» **DATA TO PROCESS**:
+ + + +

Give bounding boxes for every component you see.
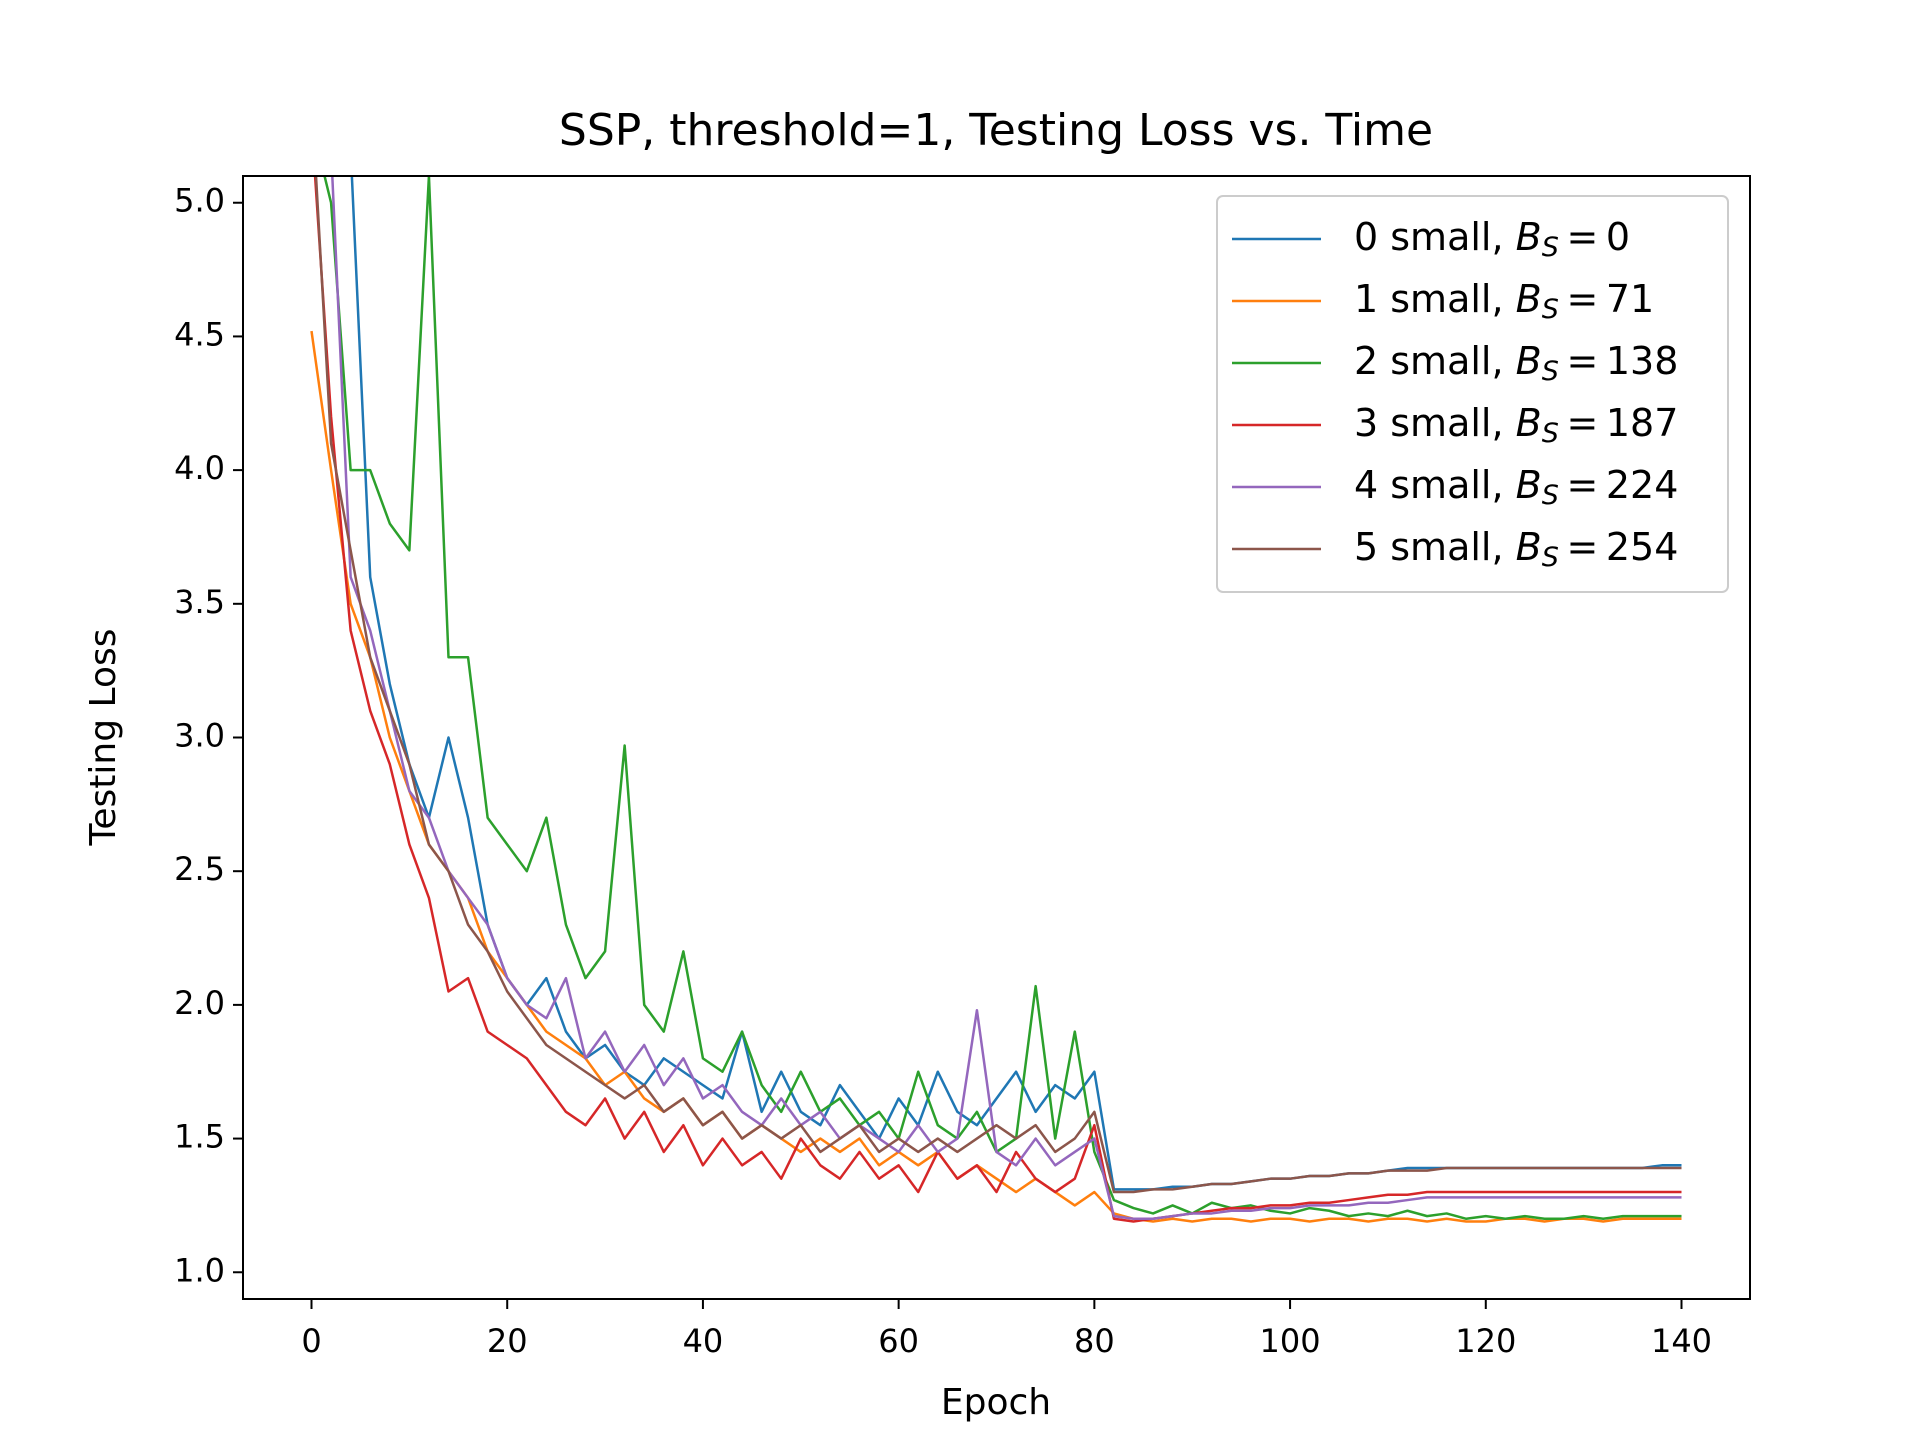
chart-title: SSP, threshold=1, Testing Loss vs. Time — [559, 105, 1433, 156]
x-tick-label: 20 — [487, 1322, 528, 1360]
y-tick-label: 1.5 — [174, 1118, 225, 1156]
legend-label: 2 small, BS = 138 — [1354, 339, 1678, 387]
legend-label: 5 small, BS = 254 — [1354, 525, 1678, 573]
legend-box — [1216, 195, 1729, 593]
legend-label: 1 small, BS = 71 — [1354, 277, 1654, 325]
legend-label: 4 small, BS = 224 — [1354, 463, 1678, 511]
series-line — [313, 176, 1682, 1223]
y-tick-label: 1.0 — [174, 1251, 225, 1289]
y-tick-label: 4.5 — [174, 315, 225, 353]
legend-label: 0 small, BS = 0 — [1354, 215, 1630, 263]
y-tick-label: 3.0 — [174, 717, 225, 755]
x-tick-label: 100 — [1260, 1322, 1321, 1360]
y-axis-label: Testing Loss — [83, 629, 124, 847]
y-tick-label: 4.0 — [174, 449, 225, 487]
y-tick-label: 3.5 — [174, 583, 225, 621]
x-tick-label: 0 — [301, 1322, 321, 1360]
series-line — [314, 176, 1682, 1194]
y-tick-label: 2.0 — [174, 984, 225, 1022]
x-tick-label: 120 — [1455, 1322, 1516, 1360]
plot-lines — [310, 176, 1682, 1223]
y-tick-label: 2.5 — [174, 850, 225, 888]
series-line — [331, 176, 1682, 1221]
x-tick-label: 60 — [878, 1322, 919, 1360]
x-tick-label: 80 — [1074, 1322, 1115, 1360]
y-tick-label: 5.0 — [174, 182, 225, 220]
x-axis-label: Epoch — [941, 1382, 1051, 1423]
x-tick-label: 140 — [1651, 1322, 1712, 1360]
legend-label: 3 small, BS = 187 — [1354, 401, 1678, 449]
x-tick-label: 40 — [683, 1322, 724, 1360]
plot-frame — [242, 175, 1751, 1300]
series-line — [310, 330, 1682, 1223]
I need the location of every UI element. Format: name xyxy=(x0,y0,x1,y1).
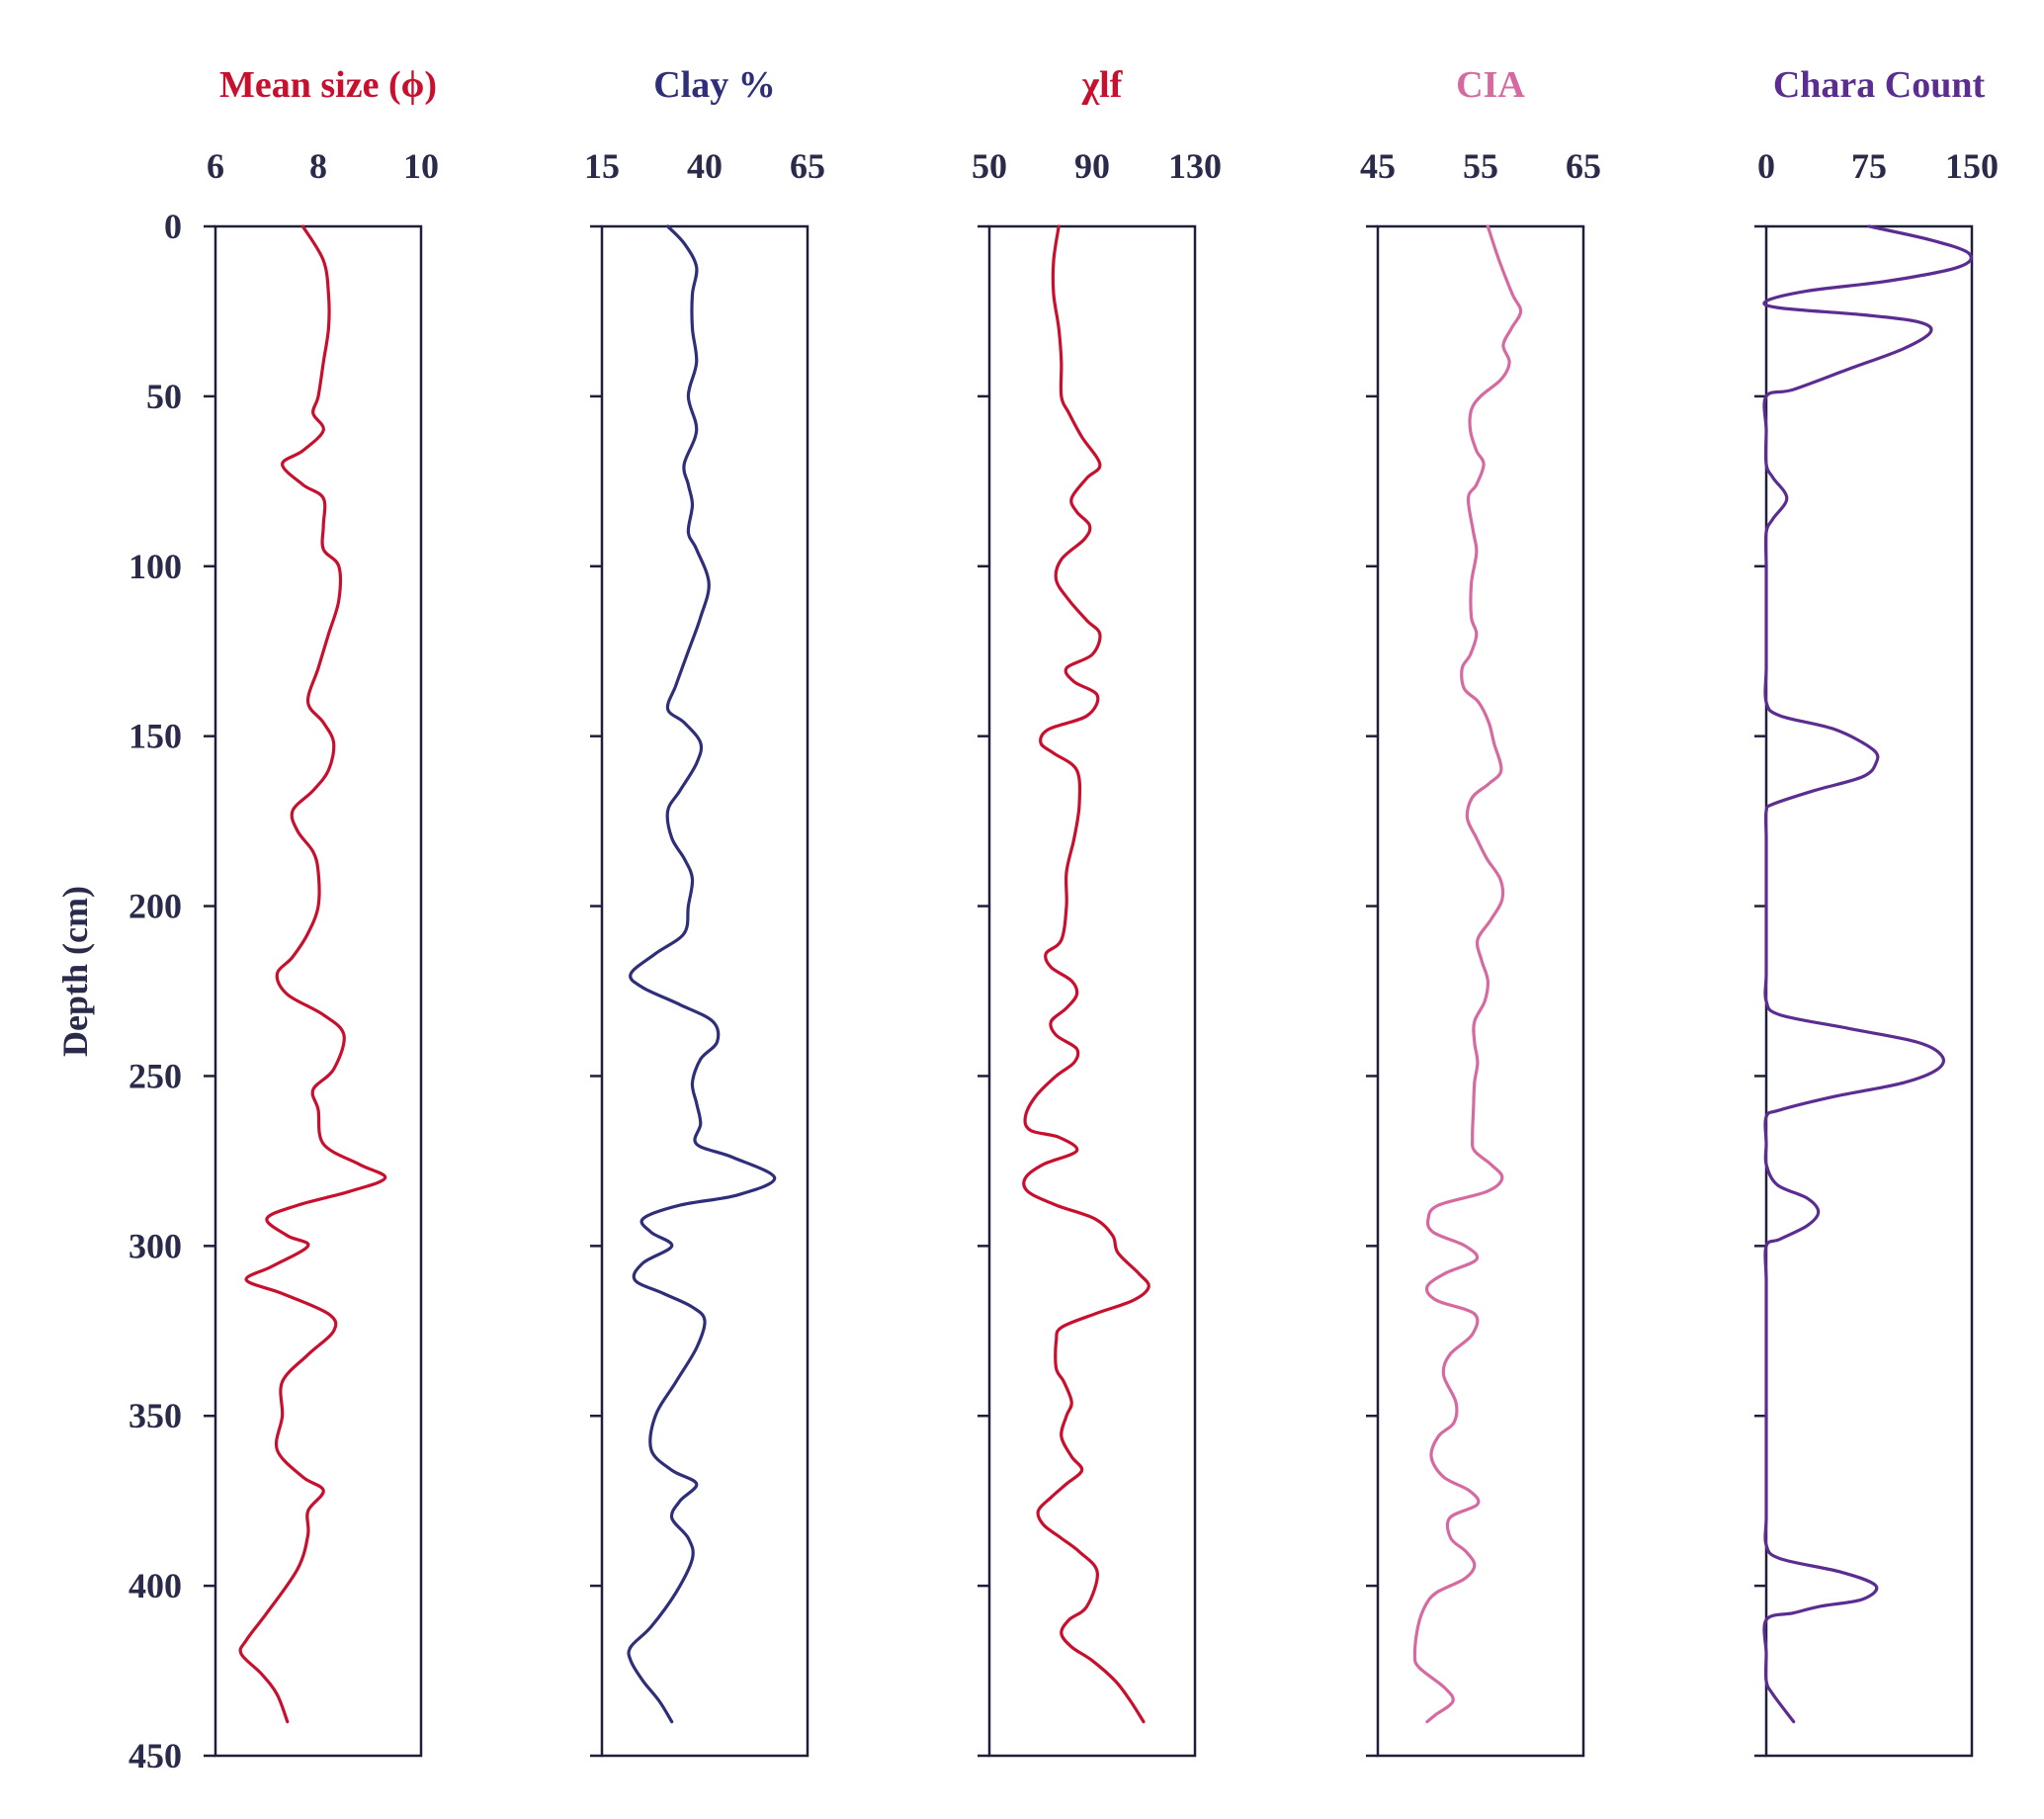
series-line xyxy=(1412,224,1523,1724)
series-line xyxy=(1762,224,1973,1724)
panel-title: CIA xyxy=(1456,64,1525,106)
depth-axis-title: Depth (cm) xyxy=(55,886,95,1057)
depth-tick-label: 150 xyxy=(128,717,182,756)
x-tick-label: 55 xyxy=(1463,146,1498,186)
panel-5: Chara Count 0 75 150 xyxy=(1754,64,1999,1758)
panel-frame xyxy=(213,224,423,1758)
depth-tick-label: 250 xyxy=(128,1056,182,1095)
series-line xyxy=(238,224,387,1724)
x-tick-label: 65 xyxy=(1566,146,1601,186)
depth-tick-label: 200 xyxy=(128,887,182,926)
series-line xyxy=(1022,224,1150,1724)
x-tick-label: 0 xyxy=(1757,146,1775,186)
x-tick-label: 75 xyxy=(1851,146,1887,186)
x-tick-label: 50 xyxy=(972,146,1007,186)
panel-title: χlf xyxy=(1081,64,1124,106)
depth-tick-label: 400 xyxy=(128,1566,182,1605)
depth-tick-label: 450 xyxy=(128,1736,182,1776)
panel-frame xyxy=(1764,224,1974,1758)
panel-frame xyxy=(1376,224,1585,1758)
panel-frame xyxy=(600,224,809,1758)
panel-frame xyxy=(987,224,1197,1758)
panel-title: Mean size (ϕ) xyxy=(219,64,437,106)
depth-tick-label: 50 xyxy=(146,377,182,416)
x-tick-label: 40 xyxy=(687,146,723,186)
panel-title: Chara Count xyxy=(1773,64,1986,106)
panel-title: Clay % xyxy=(653,64,776,106)
depth-tick-label: 350 xyxy=(128,1396,182,1435)
x-tick-label: 90 xyxy=(1074,146,1110,186)
x-tick-label: 150 xyxy=(1945,146,1999,186)
x-tick-label: 130 xyxy=(1168,146,1222,186)
panel-2: Clay % 15 40 65 xyxy=(584,64,825,1758)
panel-3: χlf 50 90 130 xyxy=(972,64,1222,1758)
x-tick-label: 10 xyxy=(403,146,439,186)
x-tick-label: 45 xyxy=(1360,146,1396,186)
depth-tick-label: 100 xyxy=(128,547,182,586)
x-tick-label: 65 xyxy=(790,146,825,186)
panel-1: Mean size (ϕ) 6 8 10 xyxy=(204,64,439,1758)
x-tick-label: 15 xyxy=(584,146,620,186)
depth-tick-label: 0 xyxy=(164,207,182,246)
depth-tick-label: 300 xyxy=(128,1226,182,1265)
panel-4: CIA 45 55 65 xyxy=(1360,64,1601,1758)
series-line xyxy=(627,224,777,1724)
x-tick-label: 8 xyxy=(309,146,327,186)
x-tick-label: 6 xyxy=(207,146,224,186)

+ + + +

» **DO THIS**: Copy every line of the data above word for word, leaving out the picture lines.

» **TASK SOLUTION**:
Give bounding boxes for every component you see.
chart-title: SSP, threshold=1, Testing Loss vs. Time — [559, 105, 1433, 156]
x-tick-label: 20 — [487, 1322, 528, 1360]
y-tick-label: 1.5 — [174, 1118, 225, 1156]
legend-label: 2 small, BS = 138 — [1354, 339, 1678, 387]
legend-label: 5 small, BS = 254 — [1354, 525, 1678, 573]
legend-box — [1216, 195, 1729, 593]
legend-label: 1 small, BS = 71 — [1354, 277, 1654, 325]
legend-label: 4 small, BS = 224 — [1354, 463, 1678, 511]
series-line — [313, 176, 1682, 1223]
y-tick-label: 1.0 — [174, 1251, 225, 1289]
y-tick-label: 4.5 — [174, 315, 225, 353]
legend-label: 0 small, BS = 0 — [1354, 215, 1630, 263]
y-tick-label: 3.0 — [174, 717, 225, 755]
x-tick-label: 100 — [1260, 1322, 1321, 1360]
y-axis-label: Testing Loss — [83, 629, 124, 847]
y-tick-label: 4.0 — [174, 449, 225, 487]
y-tick-label: 3.5 — [174, 583, 225, 621]
x-tick-label: 0 — [301, 1322, 321, 1360]
series-line — [314, 176, 1682, 1194]
y-tick-label: 2.0 — [174, 984, 225, 1022]
x-tick-label: 120 — [1455, 1322, 1516, 1360]
plot-lines — [310, 176, 1682, 1223]
y-tick-label: 2.5 — [174, 850, 225, 888]
series-line — [331, 176, 1682, 1221]
x-tick-label: 60 — [878, 1322, 919, 1360]
x-tick-label: 80 — [1074, 1322, 1115, 1360]
y-tick-label: 5.0 — [174, 182, 225, 220]
x-axis-label: Epoch — [941, 1382, 1051, 1423]
x-tick-label: 140 — [1651, 1322, 1712, 1360]
legend-label: 3 small, BS = 187 — [1354, 401, 1678, 449]
x-tick-label: 40 — [683, 1322, 724, 1360]
plot-frame — [242, 175, 1751, 1300]
series-line — [310, 330, 1682, 1223]
I need the location of every UI element. Format: name xyxy=(x0,y0,x1,y1).
series-line xyxy=(1412,224,1523,1724)
series-line xyxy=(1762,224,1973,1724)
panel-title: CIA xyxy=(1456,64,1525,106)
depth-axis-title: Depth (cm) xyxy=(55,886,95,1057)
depth-tick-label: 150 xyxy=(128,717,182,756)
x-tick-label: 55 xyxy=(1463,146,1498,186)
panel-5: Chara Count 0 75 150 xyxy=(1754,64,1999,1758)
panel-frame xyxy=(213,224,423,1758)
depth-tick-label: 250 xyxy=(128,1056,182,1095)
series-line xyxy=(238,224,387,1724)
x-tick-label: 65 xyxy=(1566,146,1601,186)
depth-tick-label: 200 xyxy=(128,887,182,926)
series-line xyxy=(1022,224,1150,1724)
x-tick-label: 0 xyxy=(1757,146,1775,186)
x-tick-label: 75 xyxy=(1851,146,1887,186)
x-tick-label: 50 xyxy=(972,146,1007,186)
panel-title: χlf xyxy=(1081,64,1124,106)
depth-tick-label: 400 xyxy=(128,1566,182,1605)
depth-tick-label: 450 xyxy=(128,1736,182,1776)
panel-frame xyxy=(1764,224,1974,1758)
panel-frame xyxy=(1376,224,1585,1758)
panel-frame xyxy=(600,224,809,1758)
panel-frame xyxy=(987,224,1197,1758)
panel-title: Mean size (ϕ) xyxy=(219,64,437,106)
depth-tick-label: 50 xyxy=(146,377,182,416)
x-tick-label: 40 xyxy=(687,146,723,186)
panel-title: Chara Count xyxy=(1773,64,1986,106)
panel-title: Clay % xyxy=(653,64,776,106)
depth-tick-label: 350 xyxy=(128,1396,182,1435)
x-tick-label: 90 xyxy=(1074,146,1110,186)
x-tick-label: 150 xyxy=(1945,146,1999,186)
x-tick-label: 130 xyxy=(1168,146,1222,186)
panel-2: Clay % 15 40 65 xyxy=(584,64,825,1758)
panel-3: χlf 50 90 130 xyxy=(972,64,1222,1758)
x-tick-label: 10 xyxy=(403,146,439,186)
x-tick-label: 45 xyxy=(1360,146,1396,186)
depth-tick-label: 100 xyxy=(128,547,182,586)
x-tick-label: 65 xyxy=(790,146,825,186)
panel-1: Mean size (ϕ) 6 8 10 xyxy=(204,64,439,1758)
x-tick-label: 15 xyxy=(584,146,620,186)
depth-tick-label: 0 xyxy=(164,207,182,246)
depth-tick-label: 300 xyxy=(128,1226,182,1265)
panel-4: CIA 45 55 65 xyxy=(1360,64,1601,1758)
series-line xyxy=(627,224,777,1724)
x-tick-label: 8 xyxy=(309,146,327,186)
x-tick-label: 6 xyxy=(207,146,224,186)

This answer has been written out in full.